■ Excerpt provided:

## Begin

Marcat , change the locks then pack his stuff for him, your home is not a hotel it is his behaviour and decision not to stay there.
_Posted via Mobile Device_


----------



## PHTlump (Jun 2, 2010)

Before you change the locks, you need to get a lawyer. IANAL, but I think he has the legal right to come and go until you have a divorce decree or a separation agreement.

However, I certainly think that throwing all his clothes and toiletries in the trunk of his car could stop his coming over.


----------



## F-102 (Sep 15, 2010)

Next time he shows up, call the police.


----------



## PHTlump (Jun 2, 2010)

F-102 said:


> Next time he shows up, call the police.


How quickly do you think police will respond to a call of a man not causing trouble in his own house? As a taxpayer, I sure hope they're putting that just ahead of washing the car on their list of priorities.


----------



## Eli-Zor (Nov 14, 2010)

Change the locks , as long as you can evidence by way of an address where he has moved into and state he abandoned you , you stand a good chance that he will not be supported by the police . If he does try all the neighbours will know he has been kicked out, all you then need to do is let them know it is for adultery.
_Posted via Mobile Device_


----------



## Gabriel (May 10, 2011)

Jellybeans said:


> YES. It can still be final.
> 
> I ended my A this way. I did not do a "no contact letter" or "no contact phone call" or anything of the sort. I simply ended all communication with the OM and deleted his #, blocked his contacts, deleted my FB, and blocked any and all avenues of me being able to contact him and him being able to contact me. Over. Finito. Done. And told my husband about the affair.
> 
> ...



I completely agree with this. Some people are such sticklers on the letter. I think the ACTIONS are louder than the words in that letter. I do think it shows a powerful message to the BS though, as long as it is backed up by actually not contacting them.


----------



## PHTlump (Jun 2, 2010)

Eli-Zor said:


> Change the locks , as long as you can evidence by way of an address where he has moved into and state he abandoned you , you stand a good chance that he will not be supported by the police . If he does try all the neighbours will know he has been kicked out, all you then need to do is let them know it is for adultery.
> _Posted via Mobile Device_


Changing the locks may keep him out. But, if he's a joint owner of the property, as husbands usually are, he generally has a legal right to enter the property. If it's a big deal, you can get a temporary eviction notice from a divorce court keeping him out of the house.


----------



## F-102 (Sep 15, 2010)

PHTlump said:


> How quickly do you think police will respond to a call of a man not causing trouble in his own house? As a taxpayer, I sure hope they're putting that just ahead of washing the car on their list of priorities.


PHT, I think we've had this out before. Cops are not there to hash over who owns what and playing fair. Cops are there to defuse the threat-and if that means dragging the man(never the woman) out in handcuffs, they WILL do it.


----------



## PHTlump (Jun 2, 2010)

F-102 said:


> PHT, I think we've had this out before. Cops are not there to hash over who owns what and playing fair. Cops are there to defuse the threat-and if that means dragging the man(never the woman) out in handcuffs, they WILL do it.


You are correct. So why do you keep advising people to call the cops to hash over who owns what and make someone play fair? The OP said she was annoyed and upset that her partner comes home when she doesn't want him to. She never said he was violent or threatening.


----------

## End

■ Data lines:
## Begin

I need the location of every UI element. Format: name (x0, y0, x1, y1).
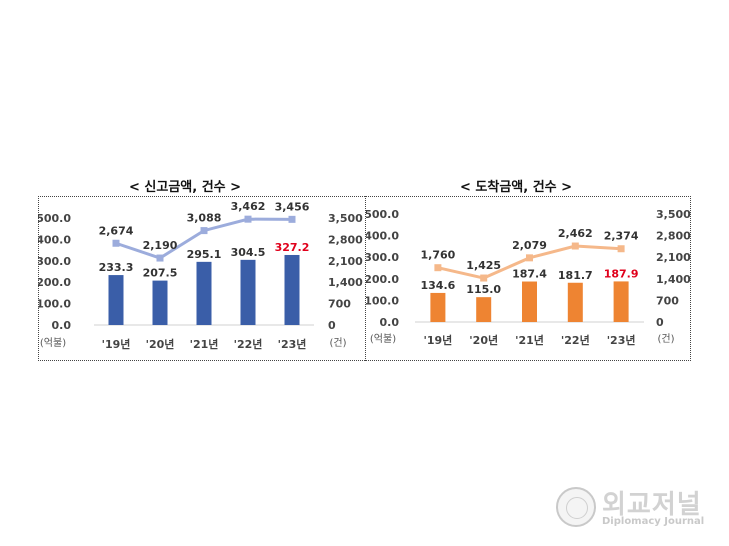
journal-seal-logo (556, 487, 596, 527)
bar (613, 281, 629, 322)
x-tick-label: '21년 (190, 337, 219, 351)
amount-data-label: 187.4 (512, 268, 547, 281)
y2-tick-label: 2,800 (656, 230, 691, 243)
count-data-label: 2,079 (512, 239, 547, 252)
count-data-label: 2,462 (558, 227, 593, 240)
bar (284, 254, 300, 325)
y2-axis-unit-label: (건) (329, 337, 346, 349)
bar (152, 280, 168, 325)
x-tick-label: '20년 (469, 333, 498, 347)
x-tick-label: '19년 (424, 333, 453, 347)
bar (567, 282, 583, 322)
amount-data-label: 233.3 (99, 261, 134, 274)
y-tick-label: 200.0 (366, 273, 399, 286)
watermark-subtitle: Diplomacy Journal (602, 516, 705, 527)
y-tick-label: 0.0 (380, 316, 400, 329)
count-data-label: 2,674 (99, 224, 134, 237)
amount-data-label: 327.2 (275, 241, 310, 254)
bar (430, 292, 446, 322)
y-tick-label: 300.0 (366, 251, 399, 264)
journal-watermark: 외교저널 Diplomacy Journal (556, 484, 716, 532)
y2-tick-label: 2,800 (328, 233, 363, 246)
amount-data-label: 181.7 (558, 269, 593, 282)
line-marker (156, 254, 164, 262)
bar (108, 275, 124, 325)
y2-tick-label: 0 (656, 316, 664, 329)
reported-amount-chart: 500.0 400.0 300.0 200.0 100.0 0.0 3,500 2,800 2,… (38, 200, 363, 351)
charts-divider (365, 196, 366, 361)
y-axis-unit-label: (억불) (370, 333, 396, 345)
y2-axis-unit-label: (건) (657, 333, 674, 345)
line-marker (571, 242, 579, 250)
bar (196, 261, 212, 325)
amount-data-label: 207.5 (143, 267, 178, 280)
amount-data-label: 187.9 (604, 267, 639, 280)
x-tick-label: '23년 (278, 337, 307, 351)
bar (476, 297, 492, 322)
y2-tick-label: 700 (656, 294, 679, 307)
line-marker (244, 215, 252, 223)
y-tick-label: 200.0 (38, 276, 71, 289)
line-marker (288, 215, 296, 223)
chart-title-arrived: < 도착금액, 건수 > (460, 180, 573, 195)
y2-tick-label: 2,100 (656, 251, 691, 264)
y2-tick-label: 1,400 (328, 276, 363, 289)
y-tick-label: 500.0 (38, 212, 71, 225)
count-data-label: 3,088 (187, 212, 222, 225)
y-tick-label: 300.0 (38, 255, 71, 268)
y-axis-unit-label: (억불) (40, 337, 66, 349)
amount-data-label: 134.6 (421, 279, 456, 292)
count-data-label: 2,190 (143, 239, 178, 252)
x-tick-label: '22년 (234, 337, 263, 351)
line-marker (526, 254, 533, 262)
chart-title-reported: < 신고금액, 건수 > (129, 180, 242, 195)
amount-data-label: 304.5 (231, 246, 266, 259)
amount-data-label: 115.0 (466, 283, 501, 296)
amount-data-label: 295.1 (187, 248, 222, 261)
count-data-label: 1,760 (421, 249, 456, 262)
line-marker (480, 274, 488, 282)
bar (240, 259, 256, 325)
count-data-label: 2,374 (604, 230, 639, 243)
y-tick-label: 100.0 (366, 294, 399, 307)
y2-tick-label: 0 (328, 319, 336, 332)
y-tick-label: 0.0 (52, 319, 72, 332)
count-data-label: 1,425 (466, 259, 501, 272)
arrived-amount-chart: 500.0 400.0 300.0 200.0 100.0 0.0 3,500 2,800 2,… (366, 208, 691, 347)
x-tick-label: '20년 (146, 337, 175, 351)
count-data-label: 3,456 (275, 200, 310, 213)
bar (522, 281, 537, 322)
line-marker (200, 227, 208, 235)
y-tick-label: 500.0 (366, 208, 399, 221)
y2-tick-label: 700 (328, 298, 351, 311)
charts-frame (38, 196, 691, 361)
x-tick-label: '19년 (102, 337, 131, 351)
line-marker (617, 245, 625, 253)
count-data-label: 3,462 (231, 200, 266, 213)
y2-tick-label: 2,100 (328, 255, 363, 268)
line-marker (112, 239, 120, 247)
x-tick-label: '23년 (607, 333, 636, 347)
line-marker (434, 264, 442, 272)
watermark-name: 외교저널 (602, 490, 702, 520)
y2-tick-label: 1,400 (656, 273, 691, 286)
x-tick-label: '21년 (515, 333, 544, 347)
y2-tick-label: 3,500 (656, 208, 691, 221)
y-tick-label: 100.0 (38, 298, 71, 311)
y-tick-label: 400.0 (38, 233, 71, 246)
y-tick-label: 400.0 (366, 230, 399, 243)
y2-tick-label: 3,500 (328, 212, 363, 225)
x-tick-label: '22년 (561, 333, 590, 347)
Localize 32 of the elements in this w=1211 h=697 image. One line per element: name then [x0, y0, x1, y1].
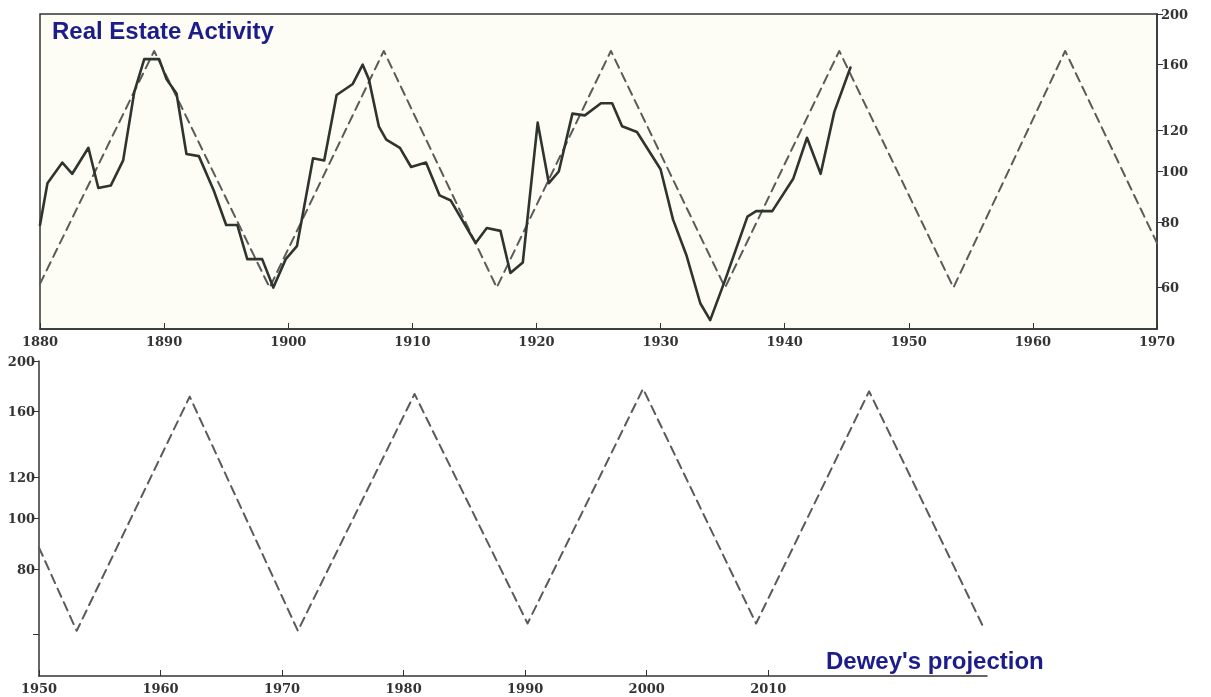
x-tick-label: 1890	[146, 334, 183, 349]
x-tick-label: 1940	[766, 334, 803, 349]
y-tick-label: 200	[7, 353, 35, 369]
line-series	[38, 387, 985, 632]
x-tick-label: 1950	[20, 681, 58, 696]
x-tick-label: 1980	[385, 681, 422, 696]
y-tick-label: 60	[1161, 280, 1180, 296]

## End

■ Problem set:
a) In the forum thread, what can a divorce court issue to keep a husband out of the house?
b) In the records, retype the lines from the one containing "journal-seal-logo (556, 487, 596, 527)" up to and including the one containing "bar (152, 280, 168, 325)".
The records are unrelated to the forum thread.

■ Worked solutions:
a) A temporary eviction notice.

b)
journal-seal-logo (556, 487, 596, 527)
bar (613, 281, 629, 322)
x-tick-label: '21년 (190, 337, 219, 351)
amount-data-label: 187.4 (512, 268, 547, 281)
y2-tick-label: 2,800 (656, 230, 691, 243)
count-data-label: 2,079 (512, 239, 547, 252)
count-data-label: 2,462 (558, 227, 593, 240)
bar (284, 254, 300, 325)
y2-axis-unit-label: (건) (329, 337, 346, 349)
bar (152, 280, 168, 325)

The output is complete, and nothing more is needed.